> [Data to process]

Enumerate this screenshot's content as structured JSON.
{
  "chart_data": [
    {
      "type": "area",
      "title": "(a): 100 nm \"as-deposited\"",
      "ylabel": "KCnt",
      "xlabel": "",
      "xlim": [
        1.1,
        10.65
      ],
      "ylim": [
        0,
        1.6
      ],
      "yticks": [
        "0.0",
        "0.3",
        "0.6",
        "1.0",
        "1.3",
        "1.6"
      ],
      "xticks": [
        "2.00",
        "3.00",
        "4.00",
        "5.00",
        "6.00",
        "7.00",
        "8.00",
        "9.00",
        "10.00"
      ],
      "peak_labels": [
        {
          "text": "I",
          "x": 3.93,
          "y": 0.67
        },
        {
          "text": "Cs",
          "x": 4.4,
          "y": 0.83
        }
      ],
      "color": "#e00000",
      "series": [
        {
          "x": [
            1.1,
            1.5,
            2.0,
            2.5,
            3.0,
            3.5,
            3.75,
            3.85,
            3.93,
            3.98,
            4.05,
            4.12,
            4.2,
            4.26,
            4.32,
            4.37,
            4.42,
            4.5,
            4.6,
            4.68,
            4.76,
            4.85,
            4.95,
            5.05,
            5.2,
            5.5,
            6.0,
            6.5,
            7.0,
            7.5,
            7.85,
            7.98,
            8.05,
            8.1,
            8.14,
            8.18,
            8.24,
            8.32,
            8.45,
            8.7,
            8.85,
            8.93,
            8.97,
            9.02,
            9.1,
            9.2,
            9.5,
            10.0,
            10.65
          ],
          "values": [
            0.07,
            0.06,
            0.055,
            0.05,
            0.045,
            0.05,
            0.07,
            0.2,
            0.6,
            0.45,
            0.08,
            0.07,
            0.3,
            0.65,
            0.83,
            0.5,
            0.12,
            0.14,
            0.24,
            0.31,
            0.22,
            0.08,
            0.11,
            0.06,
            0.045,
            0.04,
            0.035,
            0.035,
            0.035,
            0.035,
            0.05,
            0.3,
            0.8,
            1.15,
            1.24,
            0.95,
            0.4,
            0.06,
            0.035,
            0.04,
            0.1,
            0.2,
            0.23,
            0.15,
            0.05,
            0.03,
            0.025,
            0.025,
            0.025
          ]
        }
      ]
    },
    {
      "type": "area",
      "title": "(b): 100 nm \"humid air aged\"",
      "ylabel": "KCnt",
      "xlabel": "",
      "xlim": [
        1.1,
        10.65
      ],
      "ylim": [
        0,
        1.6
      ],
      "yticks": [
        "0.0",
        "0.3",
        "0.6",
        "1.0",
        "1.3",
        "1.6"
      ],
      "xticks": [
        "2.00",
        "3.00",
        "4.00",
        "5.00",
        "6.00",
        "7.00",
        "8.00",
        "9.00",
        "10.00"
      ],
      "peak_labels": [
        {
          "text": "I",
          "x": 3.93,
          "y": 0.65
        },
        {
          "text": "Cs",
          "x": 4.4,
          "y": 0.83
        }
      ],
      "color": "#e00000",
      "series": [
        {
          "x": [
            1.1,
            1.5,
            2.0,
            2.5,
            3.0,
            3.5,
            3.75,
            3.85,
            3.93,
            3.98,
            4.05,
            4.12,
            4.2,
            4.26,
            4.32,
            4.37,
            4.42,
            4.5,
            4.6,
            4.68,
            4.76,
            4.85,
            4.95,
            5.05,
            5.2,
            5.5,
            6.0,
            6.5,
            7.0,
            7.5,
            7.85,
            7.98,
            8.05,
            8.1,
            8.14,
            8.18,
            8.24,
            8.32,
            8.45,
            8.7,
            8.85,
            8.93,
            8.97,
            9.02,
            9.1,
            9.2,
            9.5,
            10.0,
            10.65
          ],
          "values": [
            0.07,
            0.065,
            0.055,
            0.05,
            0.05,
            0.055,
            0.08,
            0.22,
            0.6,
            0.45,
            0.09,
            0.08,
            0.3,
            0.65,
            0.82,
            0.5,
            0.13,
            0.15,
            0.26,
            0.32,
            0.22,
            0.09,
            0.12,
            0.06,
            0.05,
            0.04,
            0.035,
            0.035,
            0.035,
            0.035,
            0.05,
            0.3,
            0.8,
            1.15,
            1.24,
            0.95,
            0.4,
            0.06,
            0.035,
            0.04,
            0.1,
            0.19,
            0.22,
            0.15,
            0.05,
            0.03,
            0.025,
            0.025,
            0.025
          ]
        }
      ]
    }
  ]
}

> [Short problem] Please quote the data above in full, with no line missing.

> [Problem solution]
Enumerate this screenshot's content as structured JSON.
{
  "chart_data": [
    {
      "type": "area",
      "title": "(a): 100 nm \"as-deposited\"",
      "ylabel": "KCnt",
      "xlabel": "",
      "xlim": [
        1.1,
        10.65
      ],
      "ylim": [
        0,
        1.6
      ],
      "yticks": [
        "0.0",
        "0.3",
        "0.6",
        "1.0",
        "1.3",
        "1.6"
      ],
      "xticks": [
        "2.00",
        "3.00",
        "4.00",
        "5.00",
        "6.00",
        "7.00",
        "8.00",
        "9.00",
        "10.00"
      ],
      "peak_labels": [
        {
          "text": "I",
          "x": 3.93,
          "y": 0.67
        },
        {
          "text": "Cs",
          "x": 4.4,
          "y": 0.83
        }
      ],
      "color": "#e00000",
      "series": [
        {
          "x": [
            1.1,
            1.5,
            2.0,
            2.5,
            3.0,
            3.5,
            3.75,
            3.85,
            3.93,
            3.98,
            4.05,
            4.12,
            4.2,
            4.26,
            4.32,
            4.37,
            4.42,
            4.5,
            4.6,
            4.68,
            4.76,
            4.85,
            4.95,
            5.05,
            5.2,
            5.5,
            6.0,
            6.5,
            7.0,
            7.5,
            7.85,
            7.98,
            8.05,
            8.1,
            8.14,
            8.18,
            8.24,
            8.32,
            8.45,
            8.7,
            8.85,
            8.93,
            8.97,
            9.02,
            9.1,
            9.2,
            9.5,
            10.0,
            10.65
          ],
          "values": [
            0.07,
            0.06,
            0.055,
            0.05,
            0.045,
            0.05,
            0.07,
            0.2,
            0.6,
            0.45,
            0.08,
            0.07,
            0.3,
            0.65,
            0.83,
            0.5,
            0.12,
            0.14,
            0.24,
            0.31,
            0.22,
            0.08,
            0.11,
            0.06,
            0.045,
            0.04,
            0.035,
            0.035,
            0.035,
            0.035,
            0.05,
            0.3,
            0.8,
            1.15,
            1.24,
            0.95,
            0.4,
            0.06,
            0.035,
            0.04,
            0.1,
            0.2,
            0.23,
            0.15,
            0.05,
            0.03,
            0.025,
            0.025,
            0.025
          ]
        }
      ]
    },
    {
      "type": "area",
      "title": "(b): 100 nm \"humid air aged\"",
      "ylabel": "KCnt",
      "xlabel": "",
      "xlim": [
        1.1,
        10.65
      ],
      "ylim": [
        0,
        1.6
      ],
      "yticks": [
        "0.0",
        "0.3",
        "0.6",
        "1.0",
        "1.3",
        "1.6"
      ],
      "xticks": [
        "2.00",
        "3.00",
        "4.00",
        "5.00",
        "6.00",
        "7.00",
        "8.00",
        "9.00",
        "10.00"
      ],
      "peak_labels": [
        {
          "text": "I",
          "x": 3.93,
          "y": 0.65
        },
        {
          "text": "Cs",
          "x": 4.4,
          "y": 0.83
        }
      ],
      "color": "#e00000",
      "series": [
        {
          "x": [
            1.1,
            1.5,
            2.0,
            2.5,
            3.0,
            3.5,
            3.75,
            3.85,
            3.93,
            3.98,
            4.05,
            4.12,
            4.2,
            4.26,
            4.32,
            4.37,
            4.42,
            4.5,
            4.6,
            4.68,
            4.76,
            4.85,
            4.95,
            5.05,
            5.2,
            5.5,
            6.0,
            6.5,
            7.0,
            7.5,
            7.85,
            7.98,
            8.05,
            8.1,
            8.14,
            8.18,
            8.24,
            8.32,
            8.45,
            8.7,
            8.85,
            8.93,
            8.97,
            9.02,
            9.1,
            9.2,
            9.5,
            10.0,
            10.65
          ],
          "values": [
            0.07,
            0.065,
            0.055,
            0.05,
            0.05,
            0.055,
            0.08,
            0.22,
            0.6,
            0.45,
            0.09,
            0.08,
            0.3,
            0.65,
            0.82,
            0.5,
            0.13,
            0.15,
            0.26,
            0.32,
            0.22,
            0.09,
            0.12,
            0.06,
            0.05,
            0.04,
            0.035,
            0.035,
            0.035,
            0.035,
            0.05,
            0.3,
            0.8,
            1.15,
            1.24,
            0.95,
            0.4,
            0.06,
            0.035,
            0.04,
            0.1,
            0.19,
            0.22,
            0.15,
            0.05,
            0.03,
            0.025,
            0.025,
            0.025
          ]
        }
      ]
    }
  ]
}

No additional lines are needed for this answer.